What is being asked:
Copy out the records word for word, from the first line through the line containing "day-number: 5 <box>663 104 770 124</box>", including both of those lines.

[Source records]
***

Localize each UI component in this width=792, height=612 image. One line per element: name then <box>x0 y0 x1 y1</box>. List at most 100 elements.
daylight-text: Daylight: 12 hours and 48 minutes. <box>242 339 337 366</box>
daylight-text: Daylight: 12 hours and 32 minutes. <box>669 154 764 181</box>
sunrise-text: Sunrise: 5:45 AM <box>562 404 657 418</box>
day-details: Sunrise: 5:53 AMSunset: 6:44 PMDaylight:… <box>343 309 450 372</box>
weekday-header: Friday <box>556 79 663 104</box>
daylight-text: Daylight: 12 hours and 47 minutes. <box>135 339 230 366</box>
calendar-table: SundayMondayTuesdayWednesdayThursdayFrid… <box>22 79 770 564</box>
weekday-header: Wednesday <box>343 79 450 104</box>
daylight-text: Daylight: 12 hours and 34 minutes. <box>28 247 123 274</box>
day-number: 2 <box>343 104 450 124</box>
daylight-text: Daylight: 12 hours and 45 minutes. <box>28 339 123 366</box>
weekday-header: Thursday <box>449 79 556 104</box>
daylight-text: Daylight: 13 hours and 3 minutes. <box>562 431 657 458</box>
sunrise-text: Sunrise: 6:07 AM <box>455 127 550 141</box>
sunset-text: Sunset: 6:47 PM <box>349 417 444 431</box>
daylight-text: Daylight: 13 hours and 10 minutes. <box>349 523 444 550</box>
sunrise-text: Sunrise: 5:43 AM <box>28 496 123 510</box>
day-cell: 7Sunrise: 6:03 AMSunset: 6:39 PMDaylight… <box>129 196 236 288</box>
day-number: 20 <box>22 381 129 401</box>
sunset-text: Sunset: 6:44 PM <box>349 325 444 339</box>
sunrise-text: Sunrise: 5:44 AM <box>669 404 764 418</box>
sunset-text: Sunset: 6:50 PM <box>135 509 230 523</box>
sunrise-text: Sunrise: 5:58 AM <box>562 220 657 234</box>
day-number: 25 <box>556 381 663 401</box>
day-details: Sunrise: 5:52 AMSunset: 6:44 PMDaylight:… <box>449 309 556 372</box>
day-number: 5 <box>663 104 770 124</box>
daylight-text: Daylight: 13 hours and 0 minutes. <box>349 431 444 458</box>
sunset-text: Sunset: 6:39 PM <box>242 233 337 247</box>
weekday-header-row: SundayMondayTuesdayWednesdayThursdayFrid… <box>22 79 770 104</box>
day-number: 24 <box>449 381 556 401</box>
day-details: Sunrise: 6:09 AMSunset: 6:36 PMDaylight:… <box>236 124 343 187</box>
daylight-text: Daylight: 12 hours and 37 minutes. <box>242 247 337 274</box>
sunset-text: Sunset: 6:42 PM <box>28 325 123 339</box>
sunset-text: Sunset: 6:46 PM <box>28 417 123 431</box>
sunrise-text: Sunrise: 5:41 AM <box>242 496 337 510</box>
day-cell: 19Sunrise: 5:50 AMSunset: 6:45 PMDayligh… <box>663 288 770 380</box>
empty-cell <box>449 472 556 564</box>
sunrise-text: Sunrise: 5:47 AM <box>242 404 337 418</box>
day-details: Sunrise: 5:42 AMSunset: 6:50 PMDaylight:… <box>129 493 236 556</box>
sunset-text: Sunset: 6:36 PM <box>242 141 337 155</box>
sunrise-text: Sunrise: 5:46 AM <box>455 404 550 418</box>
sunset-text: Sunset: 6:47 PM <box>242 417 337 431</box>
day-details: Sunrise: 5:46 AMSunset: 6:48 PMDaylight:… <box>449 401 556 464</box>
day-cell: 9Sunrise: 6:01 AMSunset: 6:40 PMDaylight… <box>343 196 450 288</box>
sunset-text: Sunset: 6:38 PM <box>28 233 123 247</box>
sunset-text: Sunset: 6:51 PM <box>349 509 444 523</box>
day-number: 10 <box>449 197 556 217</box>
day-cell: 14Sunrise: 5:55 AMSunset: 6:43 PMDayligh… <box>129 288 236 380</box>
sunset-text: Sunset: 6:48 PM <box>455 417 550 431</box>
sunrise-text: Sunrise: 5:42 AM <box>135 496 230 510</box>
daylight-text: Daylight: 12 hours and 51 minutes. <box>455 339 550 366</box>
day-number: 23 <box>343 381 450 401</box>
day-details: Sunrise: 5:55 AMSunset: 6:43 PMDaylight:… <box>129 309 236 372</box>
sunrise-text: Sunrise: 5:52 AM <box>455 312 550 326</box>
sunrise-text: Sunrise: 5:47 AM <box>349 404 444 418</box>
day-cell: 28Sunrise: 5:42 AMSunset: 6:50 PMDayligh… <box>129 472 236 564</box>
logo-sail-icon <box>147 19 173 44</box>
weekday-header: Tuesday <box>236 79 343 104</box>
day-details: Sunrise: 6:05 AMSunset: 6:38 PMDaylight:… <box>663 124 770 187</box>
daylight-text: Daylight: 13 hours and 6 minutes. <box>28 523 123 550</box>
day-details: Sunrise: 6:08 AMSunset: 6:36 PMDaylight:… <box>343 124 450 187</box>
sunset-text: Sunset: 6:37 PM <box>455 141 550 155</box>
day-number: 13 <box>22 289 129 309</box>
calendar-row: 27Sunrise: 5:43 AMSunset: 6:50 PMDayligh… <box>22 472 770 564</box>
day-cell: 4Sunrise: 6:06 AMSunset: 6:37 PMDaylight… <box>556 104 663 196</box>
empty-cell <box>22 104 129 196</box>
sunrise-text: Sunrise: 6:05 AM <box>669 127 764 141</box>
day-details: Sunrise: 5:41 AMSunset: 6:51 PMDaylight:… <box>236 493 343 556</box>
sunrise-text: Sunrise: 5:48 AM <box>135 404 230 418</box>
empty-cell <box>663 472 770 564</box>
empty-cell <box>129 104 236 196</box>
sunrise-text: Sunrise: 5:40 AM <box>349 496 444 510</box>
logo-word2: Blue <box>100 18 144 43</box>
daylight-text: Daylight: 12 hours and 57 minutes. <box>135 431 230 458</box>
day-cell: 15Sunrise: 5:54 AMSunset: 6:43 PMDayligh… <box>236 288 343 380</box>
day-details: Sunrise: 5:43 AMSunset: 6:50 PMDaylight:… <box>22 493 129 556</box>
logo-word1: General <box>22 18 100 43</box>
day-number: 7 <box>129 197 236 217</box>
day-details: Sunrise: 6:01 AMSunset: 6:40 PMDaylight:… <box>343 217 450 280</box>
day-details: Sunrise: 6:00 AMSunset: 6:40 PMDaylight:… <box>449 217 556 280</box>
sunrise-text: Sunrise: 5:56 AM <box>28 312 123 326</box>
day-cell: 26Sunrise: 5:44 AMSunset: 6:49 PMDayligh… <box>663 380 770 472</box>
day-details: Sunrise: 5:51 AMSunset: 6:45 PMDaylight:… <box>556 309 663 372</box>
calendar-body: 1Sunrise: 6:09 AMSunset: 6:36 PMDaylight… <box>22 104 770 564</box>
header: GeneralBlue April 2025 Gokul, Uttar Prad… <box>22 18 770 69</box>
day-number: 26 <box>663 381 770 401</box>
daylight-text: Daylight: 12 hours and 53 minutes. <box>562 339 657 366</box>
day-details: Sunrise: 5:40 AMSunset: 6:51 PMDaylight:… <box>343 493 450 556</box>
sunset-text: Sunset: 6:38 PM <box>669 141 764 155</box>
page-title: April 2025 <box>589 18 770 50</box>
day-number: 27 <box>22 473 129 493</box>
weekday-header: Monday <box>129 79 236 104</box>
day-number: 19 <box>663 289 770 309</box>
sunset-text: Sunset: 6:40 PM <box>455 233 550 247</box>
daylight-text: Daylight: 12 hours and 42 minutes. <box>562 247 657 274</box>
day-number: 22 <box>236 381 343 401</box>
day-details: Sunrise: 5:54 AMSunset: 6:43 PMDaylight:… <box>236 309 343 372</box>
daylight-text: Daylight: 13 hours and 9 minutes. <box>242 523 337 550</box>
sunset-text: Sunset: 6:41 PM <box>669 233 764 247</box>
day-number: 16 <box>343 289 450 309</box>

***

Correct response:
Localize each UI component in this width=792, height=612 image. One line per element: name then <box>x0 y0 x1 y1</box>. List at most 100 elements.
daylight-text: Daylight: 12 hours and 48 minutes. <box>242 339 337 366</box>
daylight-text: Daylight: 12 hours and 32 minutes. <box>669 154 764 181</box>
sunrise-text: Sunrise: 5:45 AM <box>562 404 657 418</box>
day-details: Sunrise: 5:53 AMSunset: 6:44 PMDaylight:… <box>343 309 450 372</box>
weekday-header: Friday <box>556 79 663 104</box>
daylight-text: Daylight: 12 hours and 47 minutes. <box>135 339 230 366</box>
calendar-table: SundayMondayTuesdayWednesdayThursdayFrid… <box>22 79 770 564</box>
weekday-header: Wednesday <box>343 79 450 104</box>
daylight-text: Daylight: 12 hours and 34 minutes. <box>28 247 123 274</box>
day-number: 2 <box>343 104 450 124</box>
daylight-text: Daylight: 12 hours and 45 minutes. <box>28 339 123 366</box>
weekday-header: Thursday <box>449 79 556 104</box>
daylight-text: Daylight: 13 hours and 3 minutes. <box>562 431 657 458</box>
sunrise-text: Sunrise: 6:07 AM <box>455 127 550 141</box>
sunset-text: Sunset: 6:47 PM <box>349 417 444 431</box>
daylight-text: Daylight: 13 hours and 10 minutes. <box>349 523 444 550</box>
sunrise-text: Sunrise: 5:43 AM <box>28 496 123 510</box>
day-cell: 7Sunrise: 6:03 AMSunset: 6:39 PMDaylight… <box>129 196 236 288</box>
day-number: 20 <box>22 381 129 401</box>
sunset-text: Sunset: 6:44 PM <box>349 325 444 339</box>
sunrise-text: Sunrise: 5:44 AM <box>669 404 764 418</box>
sunset-text: Sunset: 6:50 PM <box>135 509 230 523</box>
sunrise-text: Sunrise: 5:58 AM <box>562 220 657 234</box>
day-number: 25 <box>556 381 663 401</box>
day-details: Sunrise: 5:52 AMSunset: 6:44 PMDaylight:… <box>449 309 556 372</box>
day-number: 5 <box>663 104 770 124</box>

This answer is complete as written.